(Records contained in a dataset)
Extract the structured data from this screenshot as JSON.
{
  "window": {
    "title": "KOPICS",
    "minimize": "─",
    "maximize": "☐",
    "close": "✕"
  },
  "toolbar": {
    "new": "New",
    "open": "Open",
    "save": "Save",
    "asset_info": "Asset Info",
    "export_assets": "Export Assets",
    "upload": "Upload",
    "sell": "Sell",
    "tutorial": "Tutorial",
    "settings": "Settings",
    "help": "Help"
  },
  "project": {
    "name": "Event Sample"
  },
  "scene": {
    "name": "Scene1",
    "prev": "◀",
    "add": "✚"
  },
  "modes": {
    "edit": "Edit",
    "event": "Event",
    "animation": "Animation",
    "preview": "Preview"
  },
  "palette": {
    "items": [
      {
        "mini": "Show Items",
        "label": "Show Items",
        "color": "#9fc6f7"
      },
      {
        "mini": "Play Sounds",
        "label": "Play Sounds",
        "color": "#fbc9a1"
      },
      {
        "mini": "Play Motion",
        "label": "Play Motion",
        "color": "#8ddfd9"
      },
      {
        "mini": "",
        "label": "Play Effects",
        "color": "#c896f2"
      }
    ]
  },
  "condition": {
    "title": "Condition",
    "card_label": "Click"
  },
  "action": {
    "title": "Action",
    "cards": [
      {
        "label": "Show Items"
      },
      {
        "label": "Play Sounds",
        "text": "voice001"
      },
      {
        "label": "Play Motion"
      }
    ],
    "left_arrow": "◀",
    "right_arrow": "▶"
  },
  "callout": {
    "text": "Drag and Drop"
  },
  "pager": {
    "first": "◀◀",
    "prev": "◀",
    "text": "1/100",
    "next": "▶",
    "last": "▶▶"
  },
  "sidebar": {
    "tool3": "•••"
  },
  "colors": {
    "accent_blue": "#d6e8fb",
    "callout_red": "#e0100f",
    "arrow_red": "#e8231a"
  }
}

GIVEN EXERCISE:
Each entry is to be returned in full, character for character.

RESULT:
Extract the structured data from this screenshot as JSON.
{
  "window": {
    "title": "KOPICS",
    "minimize": "─",
    "maximize": "☐",
    "close": "✕"
  },
  "toolbar": {
    "new": "New",
    "open": "Open",
    "save": "Save",
    "asset_info": "Asset Info",
    "export_assets": "Export Assets",
    "upload": "Upload",
    "sell": "Sell",
    "tutorial": "Tutorial",
    "settings": "Settings",
    "help": "Help"
  },
  "project": {
    "name": "Event Sample"
  },
  "scene": {
    "name": "Scene1",
    "prev": "◀",
    "add": "✚"
  },
  "modes": {
    "edit": "Edit",
    "event": "Event",
    "animation": "Animation",
    "preview": "Preview"
  },
  "palette": {
    "items": [
      {
        "mini": "Show Items",
        "label": "Show Items",
        "color": "#9fc6f7"
      },
      {
        "mini": "Play Sounds",
        "label": "Play Sounds",
        "color": "#fbc9a1"
      },
      {
        "mini": "Play Motion",
        "label": "Play Motion",
        "color": "#8ddfd9"
      },
      {
        "mini": "",
        "label": "Play Effects",
        "color": "#c896f2"
      }
    ]
  },
  "condition": {
    "title": "Condition",
    "card_label": "Click"
  },
  "action": {
    "title": "Action",
    "cards": [
      {
        "label": "Show Items"
      },
      {
        "label": "Play Sounds",
        "text": "voice001"
      },
      {
        "label": "Play Motion"
      }
    ],
    "left_arrow": "◀",
    "right_arrow": "▶"
  },
  "callout": {
    "text": "Drag and Drop"
  },
  "pager": {
    "first": "◀◀",
    "prev": "◀",
    "text": "1/100",
    "next": "▶",
    "last": "▶▶"
  },
  "sidebar": {
    "tool3": "•••"
  },
  "colors": {
    "accent_blue": "#d6e8fb",
    "callout_red": "#e0100f",
    "arrow_red": "#e8231a"
  }
}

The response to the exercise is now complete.